■ **PROMPT 1**
Answer these questions using the article on SAP's purchase of SuccessFactors:
(a) How much is SAP paying for SuccessFactors?
(b) When is the acquisition slated to close?
(c) Which firm advised SAP on the transaction?
■ **PROMPT 2**
List every company or firm named in the article on SAP's purchase of SuccessFactors.
-- EXCERPTED TEXT follows --
By Brenon Daly
After struggling for years to build its own on-demand offering, SAP (NYSE:SAP) plans to buy its way into cloud-based software, handing over $3.65bn for SuccessFactors (NYSE:SFSF) in what would be the largest-ever SaaS acquisition. The deal combines the largest ERP vendor, which has some 500 million users, with the fast-growing human capital management (HCM) provider. However, the acquisition, which is slated to close in the first quarter of next year, does face some challenges. J.P. Morgan Securities advised SAP on the transaction, while Morgan Stanley banked SuccessFactors, after leading its IPO four years ago.
-- EXCERPTED TEXT concluded --
-- ENTRIES PROVIDED follows --
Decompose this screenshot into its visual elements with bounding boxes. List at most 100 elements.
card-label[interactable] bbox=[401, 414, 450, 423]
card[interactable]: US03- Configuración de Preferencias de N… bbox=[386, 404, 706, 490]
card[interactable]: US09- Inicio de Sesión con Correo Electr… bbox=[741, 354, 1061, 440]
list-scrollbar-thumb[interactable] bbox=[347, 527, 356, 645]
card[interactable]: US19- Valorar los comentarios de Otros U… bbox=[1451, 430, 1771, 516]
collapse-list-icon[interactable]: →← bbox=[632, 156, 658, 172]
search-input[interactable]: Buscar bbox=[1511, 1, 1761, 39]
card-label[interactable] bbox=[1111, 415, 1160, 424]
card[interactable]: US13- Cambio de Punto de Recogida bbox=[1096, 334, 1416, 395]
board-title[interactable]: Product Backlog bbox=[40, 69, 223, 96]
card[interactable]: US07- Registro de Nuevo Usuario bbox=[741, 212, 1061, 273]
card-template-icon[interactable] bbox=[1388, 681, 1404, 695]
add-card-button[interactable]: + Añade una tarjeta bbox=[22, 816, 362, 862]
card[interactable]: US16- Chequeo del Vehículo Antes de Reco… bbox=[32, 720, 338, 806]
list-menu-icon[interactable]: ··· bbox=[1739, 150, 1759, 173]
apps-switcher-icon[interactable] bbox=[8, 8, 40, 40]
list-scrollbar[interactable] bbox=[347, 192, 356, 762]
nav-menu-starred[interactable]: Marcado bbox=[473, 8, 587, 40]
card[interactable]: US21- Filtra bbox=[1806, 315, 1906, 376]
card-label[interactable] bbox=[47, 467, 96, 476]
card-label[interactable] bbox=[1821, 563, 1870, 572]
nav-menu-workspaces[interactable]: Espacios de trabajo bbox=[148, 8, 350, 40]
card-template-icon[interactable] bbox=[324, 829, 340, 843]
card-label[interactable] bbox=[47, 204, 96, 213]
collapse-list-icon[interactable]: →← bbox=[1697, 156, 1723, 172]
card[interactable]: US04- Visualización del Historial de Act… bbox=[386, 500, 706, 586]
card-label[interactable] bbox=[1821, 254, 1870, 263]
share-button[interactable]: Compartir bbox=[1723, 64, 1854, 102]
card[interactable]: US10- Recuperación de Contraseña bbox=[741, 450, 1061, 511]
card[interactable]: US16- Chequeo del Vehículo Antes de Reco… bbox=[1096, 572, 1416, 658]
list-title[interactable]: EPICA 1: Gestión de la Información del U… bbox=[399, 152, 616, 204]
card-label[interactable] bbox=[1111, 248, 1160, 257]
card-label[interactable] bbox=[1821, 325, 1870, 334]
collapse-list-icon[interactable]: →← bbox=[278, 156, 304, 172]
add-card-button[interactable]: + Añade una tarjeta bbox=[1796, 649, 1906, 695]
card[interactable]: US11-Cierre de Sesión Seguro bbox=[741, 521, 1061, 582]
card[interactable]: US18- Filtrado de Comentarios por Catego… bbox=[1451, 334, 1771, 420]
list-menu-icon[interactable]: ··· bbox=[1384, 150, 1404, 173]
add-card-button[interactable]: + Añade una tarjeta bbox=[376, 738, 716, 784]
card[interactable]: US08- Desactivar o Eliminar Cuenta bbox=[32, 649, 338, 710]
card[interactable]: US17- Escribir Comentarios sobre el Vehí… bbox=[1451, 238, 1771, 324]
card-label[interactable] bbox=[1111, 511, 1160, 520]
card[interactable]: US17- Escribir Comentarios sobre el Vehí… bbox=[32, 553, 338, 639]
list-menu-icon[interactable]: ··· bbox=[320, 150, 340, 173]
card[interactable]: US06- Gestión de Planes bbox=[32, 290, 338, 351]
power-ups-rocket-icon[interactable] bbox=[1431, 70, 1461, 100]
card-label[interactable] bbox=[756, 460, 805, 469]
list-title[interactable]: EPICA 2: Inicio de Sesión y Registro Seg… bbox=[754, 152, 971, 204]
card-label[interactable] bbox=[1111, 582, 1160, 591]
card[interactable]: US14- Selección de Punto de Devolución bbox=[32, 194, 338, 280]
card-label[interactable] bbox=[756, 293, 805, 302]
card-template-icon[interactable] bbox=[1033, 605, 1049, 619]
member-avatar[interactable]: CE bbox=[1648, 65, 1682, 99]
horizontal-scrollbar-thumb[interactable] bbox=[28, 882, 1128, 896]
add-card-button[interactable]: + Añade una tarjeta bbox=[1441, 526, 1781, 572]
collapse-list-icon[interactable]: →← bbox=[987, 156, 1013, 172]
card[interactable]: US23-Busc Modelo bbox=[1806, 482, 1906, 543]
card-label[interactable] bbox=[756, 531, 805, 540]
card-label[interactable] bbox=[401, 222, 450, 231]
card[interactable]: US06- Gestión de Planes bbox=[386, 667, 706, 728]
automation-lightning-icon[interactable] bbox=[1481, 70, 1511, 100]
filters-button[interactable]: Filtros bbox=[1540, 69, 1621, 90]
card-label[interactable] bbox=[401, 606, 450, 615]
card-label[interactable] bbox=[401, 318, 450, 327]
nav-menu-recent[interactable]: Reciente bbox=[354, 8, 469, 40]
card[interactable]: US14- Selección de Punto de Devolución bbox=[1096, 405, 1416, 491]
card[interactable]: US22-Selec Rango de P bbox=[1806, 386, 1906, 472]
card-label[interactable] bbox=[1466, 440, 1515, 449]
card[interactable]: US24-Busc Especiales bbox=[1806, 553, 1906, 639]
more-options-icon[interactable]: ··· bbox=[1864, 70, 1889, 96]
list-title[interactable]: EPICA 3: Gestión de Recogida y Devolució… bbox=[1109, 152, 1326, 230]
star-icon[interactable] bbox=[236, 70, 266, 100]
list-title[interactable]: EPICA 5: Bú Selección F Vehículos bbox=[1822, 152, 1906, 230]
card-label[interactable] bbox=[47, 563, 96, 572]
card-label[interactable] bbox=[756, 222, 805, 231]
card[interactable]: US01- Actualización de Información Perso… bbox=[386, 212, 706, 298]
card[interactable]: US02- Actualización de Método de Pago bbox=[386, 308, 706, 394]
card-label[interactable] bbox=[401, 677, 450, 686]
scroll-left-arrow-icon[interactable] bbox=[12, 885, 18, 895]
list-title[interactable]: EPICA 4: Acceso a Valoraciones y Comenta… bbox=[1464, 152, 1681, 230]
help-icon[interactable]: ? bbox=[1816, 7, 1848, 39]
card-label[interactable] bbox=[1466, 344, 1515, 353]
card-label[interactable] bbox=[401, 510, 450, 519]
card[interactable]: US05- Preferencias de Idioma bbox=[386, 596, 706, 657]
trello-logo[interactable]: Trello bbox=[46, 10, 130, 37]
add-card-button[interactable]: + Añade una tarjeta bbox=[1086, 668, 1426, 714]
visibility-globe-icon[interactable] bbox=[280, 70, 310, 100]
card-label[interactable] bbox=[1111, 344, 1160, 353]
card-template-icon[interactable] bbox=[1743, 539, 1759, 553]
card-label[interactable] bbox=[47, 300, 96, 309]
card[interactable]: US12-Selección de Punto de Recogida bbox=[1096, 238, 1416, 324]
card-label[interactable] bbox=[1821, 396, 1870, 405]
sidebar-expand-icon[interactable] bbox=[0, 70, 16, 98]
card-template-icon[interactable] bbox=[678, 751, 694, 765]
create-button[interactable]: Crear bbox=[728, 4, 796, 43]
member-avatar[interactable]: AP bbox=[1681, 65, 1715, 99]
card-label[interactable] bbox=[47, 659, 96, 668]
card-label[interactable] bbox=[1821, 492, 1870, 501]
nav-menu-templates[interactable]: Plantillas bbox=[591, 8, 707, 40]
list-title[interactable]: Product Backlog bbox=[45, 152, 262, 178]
-- ENTRIES PROVIDED concluded --
■ **EXERCISE RESULT 1**
(a) $3.65bn
(b) In the first quarter of next year
(c) J.P. Morgan Securities

■ **EXERCISE RESULT 2**
SAP
SuccessFactors
J.P. Morgan Securities
Morgan Stanley